--- Input rows ---

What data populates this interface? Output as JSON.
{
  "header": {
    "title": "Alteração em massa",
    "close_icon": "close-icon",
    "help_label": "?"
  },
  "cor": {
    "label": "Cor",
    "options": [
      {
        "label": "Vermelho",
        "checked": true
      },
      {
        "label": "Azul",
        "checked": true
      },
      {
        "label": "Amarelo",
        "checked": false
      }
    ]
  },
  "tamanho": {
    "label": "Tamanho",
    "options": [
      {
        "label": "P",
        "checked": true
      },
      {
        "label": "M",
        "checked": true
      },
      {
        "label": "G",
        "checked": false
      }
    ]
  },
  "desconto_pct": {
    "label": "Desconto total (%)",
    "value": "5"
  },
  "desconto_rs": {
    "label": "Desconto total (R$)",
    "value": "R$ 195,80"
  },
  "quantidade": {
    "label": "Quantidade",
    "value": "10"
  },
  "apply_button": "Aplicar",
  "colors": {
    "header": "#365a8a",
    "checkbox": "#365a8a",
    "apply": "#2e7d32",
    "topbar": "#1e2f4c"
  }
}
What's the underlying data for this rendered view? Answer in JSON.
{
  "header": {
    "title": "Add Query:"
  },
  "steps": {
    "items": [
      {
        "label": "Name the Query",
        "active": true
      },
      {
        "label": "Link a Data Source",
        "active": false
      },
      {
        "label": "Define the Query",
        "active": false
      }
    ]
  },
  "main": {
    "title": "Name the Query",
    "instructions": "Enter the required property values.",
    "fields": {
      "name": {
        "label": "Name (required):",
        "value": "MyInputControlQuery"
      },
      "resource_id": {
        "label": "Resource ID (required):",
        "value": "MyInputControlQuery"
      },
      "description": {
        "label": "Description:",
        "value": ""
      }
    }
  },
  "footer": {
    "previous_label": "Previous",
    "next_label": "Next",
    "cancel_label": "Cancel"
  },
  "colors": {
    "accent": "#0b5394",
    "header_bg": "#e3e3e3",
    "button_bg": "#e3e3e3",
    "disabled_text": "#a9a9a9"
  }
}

---

§ **Your goal**
What do the records say? Quote them all exactly.

§ **Solution to this problem**
What data populates this interface? Output as JSON.
{
  "header": {
    "title": "Alteração em massa",
    "close_icon": "close-icon",
    "help_label": "?"
  },
  "cor": {
    "label": "Cor",
    "options": [
      {
        "label": "Vermelho",
        "checked": true
      },
      {
        "label": "Azul",
        "checked": true
      },
      {
        "label": "Amarelo",
        "checked": false
      }
    ]
  },
  "tamanho": {
    "label": "Tamanho",
    "options": [
      {
        "label": "P",
        "checked": true
      },
      {
        "label": "M",
        "checked": true
      },
      {
        "label": "G",
        "checked": false
      }
    ]
  },
  "desconto_pct": {
    "label": "Desconto total (%)",
    "value": "5"
  },
  "desconto_rs": {
    "label": "Desconto total (R$)",
    "value": "R$ 195,80"
  },
  "quantidade": {
    "label": "Quantidade",
    "value": "10"
  },
  "apply_button": "Aplicar",
  "colors": {
    "header": "#365a8a",
    "checkbox": "#365a8a",
    "apply": "#2e7d32",
    "topbar": "#1e2f4c"
  }
}
What's the underlying data for this rendered view? Answer in JSON.
{
  "header": {
    "title": "Add Query:"
  },
  "steps": {
    "items": [
      {
        "label": "Name the Query",
        "active": true
      },
      {
        "label": "Link a Data Source",
        "active": false
      },
      {
        "label": "Define the Query",
        "active": false
      }
    ]
  },
  "main": {
    "title": "Name the Query",
    "instructions": "Enter the required property values.",
    "fields": {
      "name": {
        "label": "Name (required):",
        "value": "MyInputControlQuery"
      },
      "resource_id": {
        "label": "Resource ID (required):",
        "value": "MyInputControlQuery"
      },
      "description": {
        "label": "Description:",
        "value": ""
      }
    }
  },
  "footer": {
    "previous_label": "Previous",
    "next_label": "Next",
    "cancel_label": "Cancel"
  },
  "colors": {
    "accent": "#0b5394",
    "header_bg": "#e3e3e3",
    "button_bg": "#e3e3e3",
    "disabled_text": "#a9a9a9"
  }
}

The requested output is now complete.